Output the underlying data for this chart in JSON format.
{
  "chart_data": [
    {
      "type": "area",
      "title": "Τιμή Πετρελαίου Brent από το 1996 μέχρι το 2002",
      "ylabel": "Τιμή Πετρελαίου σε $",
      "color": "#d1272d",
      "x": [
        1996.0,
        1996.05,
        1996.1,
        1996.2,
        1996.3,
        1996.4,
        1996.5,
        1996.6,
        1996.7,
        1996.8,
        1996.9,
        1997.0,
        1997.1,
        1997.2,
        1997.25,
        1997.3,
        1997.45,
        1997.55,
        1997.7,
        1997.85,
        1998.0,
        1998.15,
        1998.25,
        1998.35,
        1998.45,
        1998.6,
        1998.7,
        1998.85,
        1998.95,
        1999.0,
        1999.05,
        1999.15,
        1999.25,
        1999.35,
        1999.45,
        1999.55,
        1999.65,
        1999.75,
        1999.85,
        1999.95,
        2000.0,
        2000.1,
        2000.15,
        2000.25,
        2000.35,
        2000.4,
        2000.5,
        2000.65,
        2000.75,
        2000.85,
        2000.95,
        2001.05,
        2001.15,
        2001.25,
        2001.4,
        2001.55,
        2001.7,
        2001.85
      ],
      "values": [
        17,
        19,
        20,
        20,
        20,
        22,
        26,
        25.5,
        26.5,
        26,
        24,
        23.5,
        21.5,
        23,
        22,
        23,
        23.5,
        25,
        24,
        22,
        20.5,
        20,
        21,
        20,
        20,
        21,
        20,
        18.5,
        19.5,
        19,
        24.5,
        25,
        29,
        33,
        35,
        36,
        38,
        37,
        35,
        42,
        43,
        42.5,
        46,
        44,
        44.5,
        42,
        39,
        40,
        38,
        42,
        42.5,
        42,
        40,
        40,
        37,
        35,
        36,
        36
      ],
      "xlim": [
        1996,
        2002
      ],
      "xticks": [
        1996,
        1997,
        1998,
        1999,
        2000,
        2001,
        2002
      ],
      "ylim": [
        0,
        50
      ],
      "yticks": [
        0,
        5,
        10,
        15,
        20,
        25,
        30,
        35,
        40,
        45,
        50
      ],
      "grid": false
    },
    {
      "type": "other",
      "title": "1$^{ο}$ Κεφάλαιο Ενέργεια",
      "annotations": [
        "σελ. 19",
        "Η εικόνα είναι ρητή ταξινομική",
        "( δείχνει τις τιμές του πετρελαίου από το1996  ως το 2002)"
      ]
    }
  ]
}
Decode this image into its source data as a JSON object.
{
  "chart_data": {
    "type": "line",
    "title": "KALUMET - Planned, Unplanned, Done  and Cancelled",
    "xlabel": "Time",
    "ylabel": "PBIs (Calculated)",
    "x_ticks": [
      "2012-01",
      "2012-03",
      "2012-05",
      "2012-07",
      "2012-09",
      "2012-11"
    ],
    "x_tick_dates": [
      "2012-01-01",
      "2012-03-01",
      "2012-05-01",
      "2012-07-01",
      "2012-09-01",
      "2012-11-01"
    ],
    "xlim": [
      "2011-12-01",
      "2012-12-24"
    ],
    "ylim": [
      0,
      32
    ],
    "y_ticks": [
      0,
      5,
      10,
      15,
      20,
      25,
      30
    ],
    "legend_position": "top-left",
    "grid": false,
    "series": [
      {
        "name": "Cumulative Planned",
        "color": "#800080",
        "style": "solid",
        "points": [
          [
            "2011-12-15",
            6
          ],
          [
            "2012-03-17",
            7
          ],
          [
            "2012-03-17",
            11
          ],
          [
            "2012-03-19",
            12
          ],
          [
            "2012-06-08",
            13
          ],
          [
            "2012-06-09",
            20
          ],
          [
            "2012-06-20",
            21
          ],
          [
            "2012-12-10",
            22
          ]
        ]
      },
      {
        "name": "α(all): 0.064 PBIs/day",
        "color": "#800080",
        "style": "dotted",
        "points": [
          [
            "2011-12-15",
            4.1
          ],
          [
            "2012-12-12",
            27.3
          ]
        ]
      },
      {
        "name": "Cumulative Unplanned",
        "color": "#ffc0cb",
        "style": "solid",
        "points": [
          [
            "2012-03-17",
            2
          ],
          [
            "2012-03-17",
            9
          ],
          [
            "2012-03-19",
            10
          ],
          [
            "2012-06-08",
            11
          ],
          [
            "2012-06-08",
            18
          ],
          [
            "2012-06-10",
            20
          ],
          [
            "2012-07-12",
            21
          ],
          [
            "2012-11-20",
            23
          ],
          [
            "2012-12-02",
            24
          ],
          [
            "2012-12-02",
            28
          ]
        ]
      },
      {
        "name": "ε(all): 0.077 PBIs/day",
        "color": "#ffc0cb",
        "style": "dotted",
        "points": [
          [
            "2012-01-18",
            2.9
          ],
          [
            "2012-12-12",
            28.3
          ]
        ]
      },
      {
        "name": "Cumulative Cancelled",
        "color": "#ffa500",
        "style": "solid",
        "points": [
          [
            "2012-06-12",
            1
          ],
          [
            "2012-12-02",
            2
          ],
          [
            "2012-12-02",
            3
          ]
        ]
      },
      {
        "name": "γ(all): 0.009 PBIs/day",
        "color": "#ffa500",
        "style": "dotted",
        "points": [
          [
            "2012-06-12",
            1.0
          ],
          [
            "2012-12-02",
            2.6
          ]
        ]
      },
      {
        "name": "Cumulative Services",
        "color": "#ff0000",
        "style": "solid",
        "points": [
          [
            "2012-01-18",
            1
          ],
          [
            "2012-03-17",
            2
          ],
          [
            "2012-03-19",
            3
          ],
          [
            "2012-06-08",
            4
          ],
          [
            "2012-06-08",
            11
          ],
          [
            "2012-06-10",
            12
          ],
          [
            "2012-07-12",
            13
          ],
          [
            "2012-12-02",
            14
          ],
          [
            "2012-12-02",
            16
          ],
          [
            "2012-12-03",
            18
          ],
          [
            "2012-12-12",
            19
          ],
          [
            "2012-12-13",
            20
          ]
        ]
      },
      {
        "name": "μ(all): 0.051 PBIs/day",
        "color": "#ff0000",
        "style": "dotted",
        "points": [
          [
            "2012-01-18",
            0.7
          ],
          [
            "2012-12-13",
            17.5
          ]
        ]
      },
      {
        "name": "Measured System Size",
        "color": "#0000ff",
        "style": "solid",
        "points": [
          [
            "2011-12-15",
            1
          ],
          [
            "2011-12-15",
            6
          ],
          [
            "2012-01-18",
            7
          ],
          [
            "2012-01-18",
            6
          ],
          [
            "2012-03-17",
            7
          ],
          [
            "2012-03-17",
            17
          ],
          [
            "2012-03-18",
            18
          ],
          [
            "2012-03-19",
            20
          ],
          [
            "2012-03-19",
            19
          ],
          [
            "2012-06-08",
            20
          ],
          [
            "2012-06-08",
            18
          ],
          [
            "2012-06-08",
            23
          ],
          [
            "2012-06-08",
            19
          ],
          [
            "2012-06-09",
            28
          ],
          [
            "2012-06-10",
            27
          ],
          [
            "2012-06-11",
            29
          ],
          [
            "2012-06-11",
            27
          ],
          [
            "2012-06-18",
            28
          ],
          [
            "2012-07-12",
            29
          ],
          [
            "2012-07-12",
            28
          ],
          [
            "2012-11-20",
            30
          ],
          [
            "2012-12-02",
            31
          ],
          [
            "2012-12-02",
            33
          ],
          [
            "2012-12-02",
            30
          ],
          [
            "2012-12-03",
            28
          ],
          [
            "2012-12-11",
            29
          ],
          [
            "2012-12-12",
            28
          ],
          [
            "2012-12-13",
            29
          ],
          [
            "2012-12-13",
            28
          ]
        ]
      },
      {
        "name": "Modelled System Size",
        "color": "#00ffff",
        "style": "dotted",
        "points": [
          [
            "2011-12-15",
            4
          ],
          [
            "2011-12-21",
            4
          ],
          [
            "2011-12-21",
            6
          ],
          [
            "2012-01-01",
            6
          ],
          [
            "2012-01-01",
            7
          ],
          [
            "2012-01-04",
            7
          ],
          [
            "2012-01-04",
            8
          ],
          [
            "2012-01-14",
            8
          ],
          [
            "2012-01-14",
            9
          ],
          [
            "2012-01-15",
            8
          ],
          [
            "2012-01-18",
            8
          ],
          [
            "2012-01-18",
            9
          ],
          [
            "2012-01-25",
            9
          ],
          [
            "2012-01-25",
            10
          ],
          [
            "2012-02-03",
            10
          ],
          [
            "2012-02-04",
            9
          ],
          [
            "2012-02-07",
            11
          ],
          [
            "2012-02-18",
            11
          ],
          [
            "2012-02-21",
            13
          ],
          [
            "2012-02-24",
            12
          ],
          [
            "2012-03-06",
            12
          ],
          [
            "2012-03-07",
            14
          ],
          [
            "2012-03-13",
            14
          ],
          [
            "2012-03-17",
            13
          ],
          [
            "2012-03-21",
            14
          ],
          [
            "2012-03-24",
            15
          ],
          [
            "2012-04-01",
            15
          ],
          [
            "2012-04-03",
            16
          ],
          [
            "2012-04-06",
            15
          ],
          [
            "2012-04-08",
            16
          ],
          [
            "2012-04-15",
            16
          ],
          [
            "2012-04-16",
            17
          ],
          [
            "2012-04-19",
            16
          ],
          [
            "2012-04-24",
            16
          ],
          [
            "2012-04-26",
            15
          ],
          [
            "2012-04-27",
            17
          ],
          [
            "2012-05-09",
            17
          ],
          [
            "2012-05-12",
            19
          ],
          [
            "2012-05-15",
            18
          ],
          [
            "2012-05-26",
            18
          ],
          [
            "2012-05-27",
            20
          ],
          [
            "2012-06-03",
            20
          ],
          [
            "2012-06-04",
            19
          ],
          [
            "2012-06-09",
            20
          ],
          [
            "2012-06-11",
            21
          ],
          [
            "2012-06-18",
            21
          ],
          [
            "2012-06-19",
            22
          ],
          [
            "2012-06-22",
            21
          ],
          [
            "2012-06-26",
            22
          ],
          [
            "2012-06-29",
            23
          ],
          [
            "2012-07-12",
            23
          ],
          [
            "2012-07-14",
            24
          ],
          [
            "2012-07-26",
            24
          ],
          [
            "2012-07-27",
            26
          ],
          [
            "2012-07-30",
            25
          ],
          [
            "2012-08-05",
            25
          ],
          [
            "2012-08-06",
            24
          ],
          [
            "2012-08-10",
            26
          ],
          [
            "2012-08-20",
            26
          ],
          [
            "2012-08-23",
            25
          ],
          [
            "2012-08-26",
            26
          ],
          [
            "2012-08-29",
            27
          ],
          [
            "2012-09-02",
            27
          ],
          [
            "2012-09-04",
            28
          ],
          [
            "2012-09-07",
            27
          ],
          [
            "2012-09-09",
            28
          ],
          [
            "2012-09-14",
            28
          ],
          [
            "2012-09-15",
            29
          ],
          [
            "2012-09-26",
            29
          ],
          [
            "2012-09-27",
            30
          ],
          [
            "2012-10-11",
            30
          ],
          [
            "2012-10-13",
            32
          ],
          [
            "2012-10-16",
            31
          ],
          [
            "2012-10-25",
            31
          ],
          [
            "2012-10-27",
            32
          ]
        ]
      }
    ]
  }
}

┄┄┄┄┄┄┄┄┄┄┄┄┄┄┄┄┄┄┄┄

## [The exercise]
Locate each line with the word "this" and copy it.

## [Result of the task]
Output the underlying data for this chart in JSON format.
Decode this image into its source data as a JSON object.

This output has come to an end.